Write out the following lines as a numbered list, skipping any blank lines.

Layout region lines
-.-.-

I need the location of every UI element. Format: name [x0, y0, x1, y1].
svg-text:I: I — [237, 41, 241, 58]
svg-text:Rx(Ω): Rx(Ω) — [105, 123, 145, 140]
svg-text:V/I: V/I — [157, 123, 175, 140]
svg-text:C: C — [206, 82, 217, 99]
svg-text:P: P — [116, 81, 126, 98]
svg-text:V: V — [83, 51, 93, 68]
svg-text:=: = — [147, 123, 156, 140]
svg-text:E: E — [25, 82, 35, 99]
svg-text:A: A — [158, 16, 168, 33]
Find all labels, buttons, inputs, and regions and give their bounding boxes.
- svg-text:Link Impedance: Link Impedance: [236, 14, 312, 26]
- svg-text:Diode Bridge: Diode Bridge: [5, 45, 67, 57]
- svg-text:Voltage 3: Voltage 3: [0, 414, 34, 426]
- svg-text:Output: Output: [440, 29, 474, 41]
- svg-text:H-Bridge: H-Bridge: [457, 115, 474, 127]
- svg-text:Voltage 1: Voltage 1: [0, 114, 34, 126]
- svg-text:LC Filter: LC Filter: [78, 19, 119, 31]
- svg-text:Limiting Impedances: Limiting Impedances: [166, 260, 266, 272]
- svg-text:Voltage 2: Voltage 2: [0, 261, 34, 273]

-.-.-

Written answer:
1. I need the location of every UI element. Format: name [x0, y0, x1, y1].
2. svg-text:I: I — [237, 41, 241, 58]
3. svg-text:Rx(Ω): Rx(Ω) — [105, 123, 145, 140]
4. svg-text:V/I: V/I — [157, 123, 175, 140]
5. svg-text:C: C — [206, 82, 217, 99]
6. svg-text:P: P — [116, 81, 126, 98]
7. svg-text:V: V — [83, 51, 93, 68]
8. svg-text:=: = — [147, 123, 156, 140]
9. svg-text:E: E — [25, 82, 35, 99]
10. svg-text:A: A — [158, 16, 168, 33]
11. Find all labels, buttons, inputs, and regions and give their bounding boxes.
12. - svg-text:Link Impedance: Link Impedance: [236, 14, 312, 26]
13. - svg-text:Diode Bridge: Diode Bridge: [5, 45, 67, 57]
14. - svg-text:Voltage 3: Voltage 3: [0, 414, 34, 426]
15. - svg-text:Output: Output: [440, 29, 474, 41]
16. - svg-text:H-Bridge: H-Bridge: [457, 115, 474, 127]
17. - svg-text:Voltage 1: Voltage 1: [0, 114, 34, 126]
18. - svg-text:LC Filter: LC Filter: [78, 19, 119, 31]
19. - svg-text:Limiting Impedances: Limiting Impedances: [166, 260, 266, 272]
20. - svg-text:Voltage 2: Voltage 2: [0, 261, 34, 273]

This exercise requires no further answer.